* [TASK SET]:
a: Answer these questions about the blog post on national sovereignty and SWFs, labeling your answers (i), (ii) and (iii):
(i) Which fund does the writer think CIC should look very closely at as a model?
(ii) Whose ideas does the writer say heavily influence their thinking on these issues?
(iii) Which state does the post name as having run into huge problems from lacking expertise to run some of its funds?
b: Write a continuation of the blog post on national sovereignty and SWFs, starting after its final paragraph.

* [TEXT]:
↓↓↓
Twofish's Blog

June 21, 2008

Notes on national sovereignty and SWF’s

Filed under: china, finance — twofish @ 8:28 am

http://blogs.cfr.org/setser/2008/06/20/chinas-sovereign-economic-development-fund/

One other thing that this illustrations is that using national sovereignty and national security has its limits. If China were thinking about buy mines and mineral rights in the United States, then sure the US government can and in fact should stop that it if doesn’t think that it is in the US national interest. However, it’s really tough for the US government to use US national security interests as an excuse to block in deal in which China buys stakes in Brazil and Australia.

In situations where you are dealing with small impoverished nations, you run into the problem that you have counterparties that aren’t able or willing to make a good deal and the problem of exploitation becomes a problem. In the case of Zambia or Uganda, you really have questions as to whether the government is acting in the Zambian and Ugandan national interest or whether they have the expertise to tell a good deal from a bad one. This definitely is not a problem with Australia, and I don’t think that it is a major problem with Brazil. Both those governments can and should say no if the deals that they are offerred are bad ones.

(Also the problem of insufficient expertise isn’t only a problem in developing countries. The state of Florida and a lot of municipalities has run into huge problems because they didn’t have the expertise needed to run some of their funds.)

Personally, the model I think that CIC should look very closely at is Calpers. However, I think that one thing that has changed in the last three months is that the financial problems on Wall Street have made the government concerned about having too little control over investment decisions.

My own thinking on these issues is very heavily influenced by Von Mises and his ideas on the socialist calculation problem, which is a very good explanation about why central planning doesn’t work for national economies.

Another point is that if CIC turns out to work well, there’s nothing that keeps the US from taking the $2 trillion in the social security trust fund and creating its SWF. I’m not worried too much about CIC “taking over the world.” I’m much more worried about CIC shooting itself.
↑↑↑
* [EXTRACTED MATERIAL]:
↓↓↓
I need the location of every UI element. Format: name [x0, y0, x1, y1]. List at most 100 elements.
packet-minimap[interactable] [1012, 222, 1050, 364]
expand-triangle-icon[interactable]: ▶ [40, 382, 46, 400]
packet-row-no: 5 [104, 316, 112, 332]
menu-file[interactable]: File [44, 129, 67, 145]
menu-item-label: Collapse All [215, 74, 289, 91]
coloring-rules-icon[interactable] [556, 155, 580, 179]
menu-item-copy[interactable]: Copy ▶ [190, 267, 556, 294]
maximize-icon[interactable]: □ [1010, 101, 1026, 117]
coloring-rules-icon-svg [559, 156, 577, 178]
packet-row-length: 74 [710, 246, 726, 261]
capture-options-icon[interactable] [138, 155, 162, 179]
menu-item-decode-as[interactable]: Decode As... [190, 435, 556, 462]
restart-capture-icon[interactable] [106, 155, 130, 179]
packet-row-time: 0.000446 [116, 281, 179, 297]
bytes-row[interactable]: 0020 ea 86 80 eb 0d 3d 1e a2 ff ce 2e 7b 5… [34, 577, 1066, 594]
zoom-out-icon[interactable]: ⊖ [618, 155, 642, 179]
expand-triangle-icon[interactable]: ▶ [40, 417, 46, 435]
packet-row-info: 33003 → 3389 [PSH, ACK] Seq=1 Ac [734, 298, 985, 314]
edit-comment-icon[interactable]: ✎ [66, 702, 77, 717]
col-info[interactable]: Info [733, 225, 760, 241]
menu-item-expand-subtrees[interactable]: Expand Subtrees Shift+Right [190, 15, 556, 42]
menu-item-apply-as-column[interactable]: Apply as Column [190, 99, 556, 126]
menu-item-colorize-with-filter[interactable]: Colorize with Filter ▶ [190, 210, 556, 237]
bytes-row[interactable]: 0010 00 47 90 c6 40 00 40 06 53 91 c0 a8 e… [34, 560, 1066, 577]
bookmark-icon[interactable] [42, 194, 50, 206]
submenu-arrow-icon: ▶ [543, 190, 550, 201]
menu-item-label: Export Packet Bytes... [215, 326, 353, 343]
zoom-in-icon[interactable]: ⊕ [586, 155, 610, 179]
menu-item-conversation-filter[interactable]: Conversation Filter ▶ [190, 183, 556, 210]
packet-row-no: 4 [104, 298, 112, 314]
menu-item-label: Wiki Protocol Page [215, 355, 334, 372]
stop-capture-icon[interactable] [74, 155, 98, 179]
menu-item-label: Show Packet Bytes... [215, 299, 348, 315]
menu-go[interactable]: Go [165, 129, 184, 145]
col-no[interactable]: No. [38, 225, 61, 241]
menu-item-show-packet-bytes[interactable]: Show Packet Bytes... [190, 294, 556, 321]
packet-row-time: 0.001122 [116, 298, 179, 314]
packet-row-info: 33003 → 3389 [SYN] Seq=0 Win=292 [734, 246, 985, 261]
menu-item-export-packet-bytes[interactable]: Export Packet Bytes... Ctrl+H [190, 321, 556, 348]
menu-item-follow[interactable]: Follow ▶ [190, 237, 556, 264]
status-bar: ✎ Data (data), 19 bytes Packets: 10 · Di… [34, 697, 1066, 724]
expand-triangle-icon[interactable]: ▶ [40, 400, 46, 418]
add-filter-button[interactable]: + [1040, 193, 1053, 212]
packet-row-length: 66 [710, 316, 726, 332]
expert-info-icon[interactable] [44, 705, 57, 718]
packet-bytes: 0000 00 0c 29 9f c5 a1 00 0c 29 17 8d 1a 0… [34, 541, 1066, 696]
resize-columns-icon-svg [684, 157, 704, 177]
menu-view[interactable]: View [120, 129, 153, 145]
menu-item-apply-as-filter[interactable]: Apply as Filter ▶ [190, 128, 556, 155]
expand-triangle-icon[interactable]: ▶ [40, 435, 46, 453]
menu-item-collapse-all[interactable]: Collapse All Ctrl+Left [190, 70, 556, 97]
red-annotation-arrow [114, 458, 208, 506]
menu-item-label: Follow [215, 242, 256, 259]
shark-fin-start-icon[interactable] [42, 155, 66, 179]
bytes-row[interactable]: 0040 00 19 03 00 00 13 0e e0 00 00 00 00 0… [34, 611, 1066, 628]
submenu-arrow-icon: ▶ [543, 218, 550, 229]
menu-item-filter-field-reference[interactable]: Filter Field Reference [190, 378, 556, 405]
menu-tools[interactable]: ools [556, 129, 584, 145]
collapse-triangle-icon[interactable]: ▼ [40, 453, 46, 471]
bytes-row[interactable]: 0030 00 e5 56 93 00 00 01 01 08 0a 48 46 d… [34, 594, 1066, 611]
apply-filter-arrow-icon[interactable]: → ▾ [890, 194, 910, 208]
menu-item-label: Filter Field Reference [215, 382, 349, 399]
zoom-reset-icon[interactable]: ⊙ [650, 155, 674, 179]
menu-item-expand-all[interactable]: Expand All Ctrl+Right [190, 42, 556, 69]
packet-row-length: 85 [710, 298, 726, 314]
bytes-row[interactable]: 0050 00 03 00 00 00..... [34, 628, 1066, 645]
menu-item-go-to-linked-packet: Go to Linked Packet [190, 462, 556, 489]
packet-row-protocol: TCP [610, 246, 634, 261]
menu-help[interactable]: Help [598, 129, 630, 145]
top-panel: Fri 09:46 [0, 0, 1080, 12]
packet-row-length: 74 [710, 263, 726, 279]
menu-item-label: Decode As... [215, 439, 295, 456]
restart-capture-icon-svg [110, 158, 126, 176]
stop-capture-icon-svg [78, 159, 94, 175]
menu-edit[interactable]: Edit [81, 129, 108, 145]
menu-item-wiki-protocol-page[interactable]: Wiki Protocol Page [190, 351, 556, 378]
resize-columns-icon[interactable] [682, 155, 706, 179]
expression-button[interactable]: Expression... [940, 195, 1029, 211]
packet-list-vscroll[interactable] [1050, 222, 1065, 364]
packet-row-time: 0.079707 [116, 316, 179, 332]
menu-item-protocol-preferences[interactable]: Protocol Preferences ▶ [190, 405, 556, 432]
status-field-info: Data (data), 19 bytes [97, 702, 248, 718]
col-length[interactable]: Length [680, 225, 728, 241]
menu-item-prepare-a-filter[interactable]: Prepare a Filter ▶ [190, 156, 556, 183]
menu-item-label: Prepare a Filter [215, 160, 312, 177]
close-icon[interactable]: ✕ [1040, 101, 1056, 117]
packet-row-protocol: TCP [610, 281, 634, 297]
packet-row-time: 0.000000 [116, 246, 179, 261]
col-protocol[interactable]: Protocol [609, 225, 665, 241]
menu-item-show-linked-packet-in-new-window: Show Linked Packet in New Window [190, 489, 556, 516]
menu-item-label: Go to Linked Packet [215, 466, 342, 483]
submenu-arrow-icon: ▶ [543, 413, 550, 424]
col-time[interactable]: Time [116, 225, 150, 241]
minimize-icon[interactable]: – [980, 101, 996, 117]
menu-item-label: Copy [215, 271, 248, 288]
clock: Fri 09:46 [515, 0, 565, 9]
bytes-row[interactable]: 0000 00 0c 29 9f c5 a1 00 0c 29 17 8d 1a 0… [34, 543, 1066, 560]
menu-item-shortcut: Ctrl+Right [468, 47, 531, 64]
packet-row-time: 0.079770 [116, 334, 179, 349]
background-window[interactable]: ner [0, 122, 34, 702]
↑↑↑
* [RESPONSES FOR EACH TASK]:
a:
(i) Calpers
(ii) Von Mises, particularly his ideas on the socialist calculation problem
(iii) Florida

b:
One other way of thinking about this which tells you how much things have changed in the last few months is that you can think of the holdings of the Federal Reserve as an SWF which is invested in real estate and financial services.

Bernanke has crossed the Rubicon. The old rules are no longer constraints and everyone is busy trying to figure out what the new rules are.

More notes on the China Investment Corporation

Filed under: china, finance — twofish @ 8:25 am

http://blogs.cfr.org/setser/2008/06/20/chinas-sovereign-economic-development-fund/

Let’s be very clear about one thing. CIC is and for the forseeable future will be political in the sense that is will be managed in a way that serves to advance Chinese national interests as defined by the Communist Party of China, and that means that CIC will be used as a tool to increase China’s global political and economic interests. This is just a reality. The United States may not like it, but it has to react to this since there isn’t any chance that the US can change this.

What makes this an interesting project is that China is clearly acting in a way so that large segments of the United States benefit from rising Chinese economic and political power (Walmart for example), and can be expected to support it. This is very different from the behavior of Russia or even Japan. China doesn’t want its rise to be zero-sum, and this isn’t out of altruism rather than self-interest. If there is a national consensus within the United States that China’s rise must be stopped then this makes it much more difficult for China to get more political and economic power.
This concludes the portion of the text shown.